WORK TO DO: Reproduce the data exactly and drop any pictures it holds.

EXERCISE MATERIALS:
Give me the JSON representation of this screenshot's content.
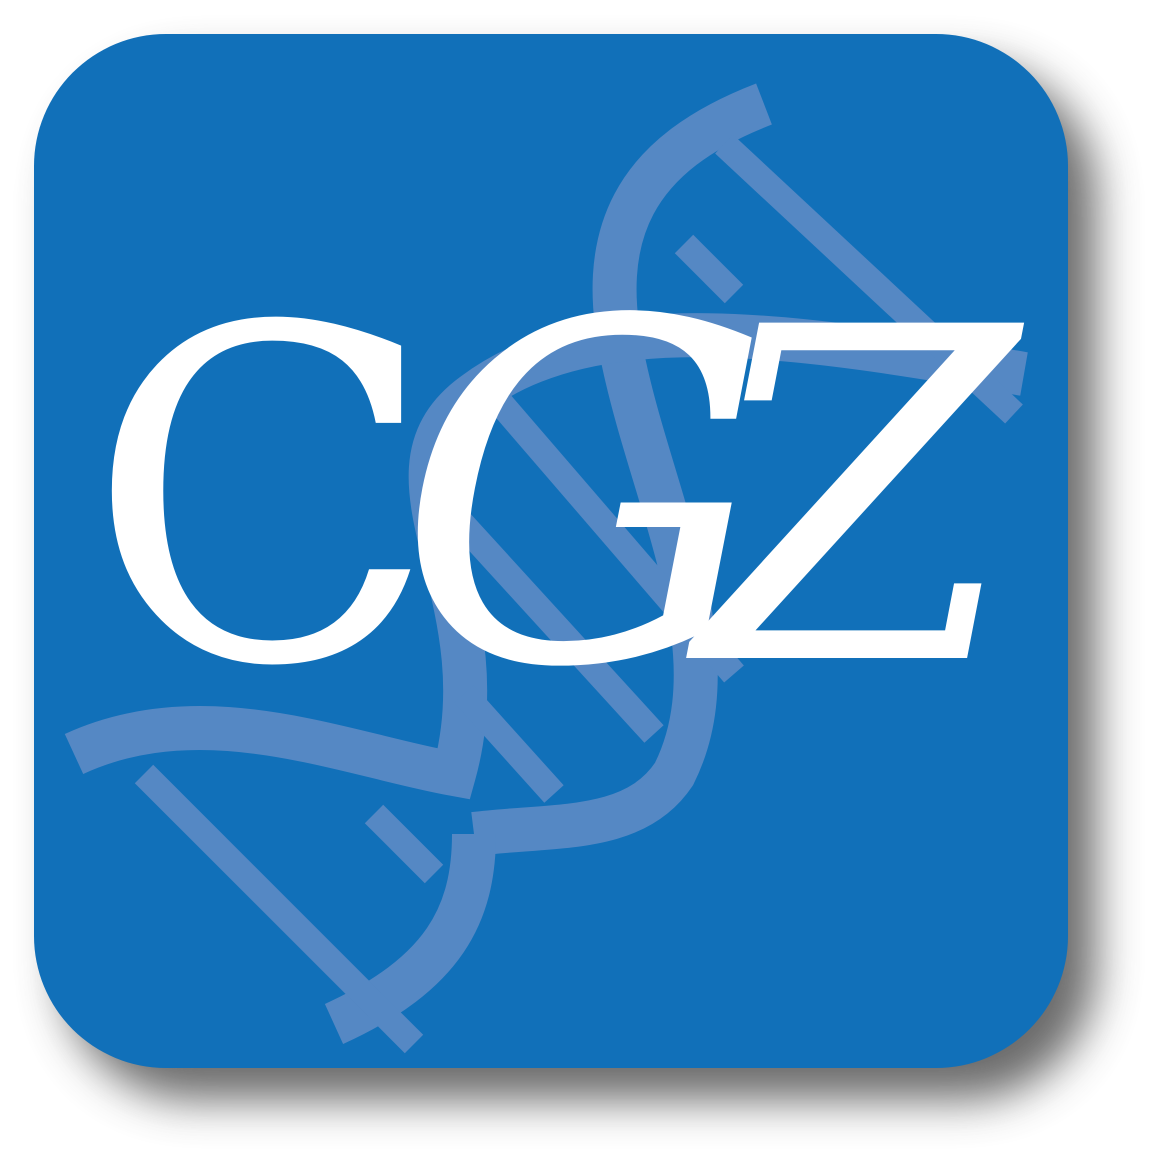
{
  "logo": {
    "letters": [
      "C",
      "G",
      "Z"
    ],
    "icon": "dna-helix-icon",
    "colors": {
      "tile": "#1170b9",
      "helix": "#5588c4",
      "letters": "#ffffff",
      "shadow": "#3a3a3a"
    }
  }
}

EXERCISE OUTPUT:
Give me the JSON representation of this screenshot's content.
{
  "logo": {
    "letters": [
      "C",
      "G",
      "Z"
    ],
    "icon": "dna-helix-icon",
    "colors": {
      "tile": "#1170b9",
      "helix": "#5588c4",
      "letters": "#ffffff",
      "shadow": "#3a3a3a"
    }
  }
}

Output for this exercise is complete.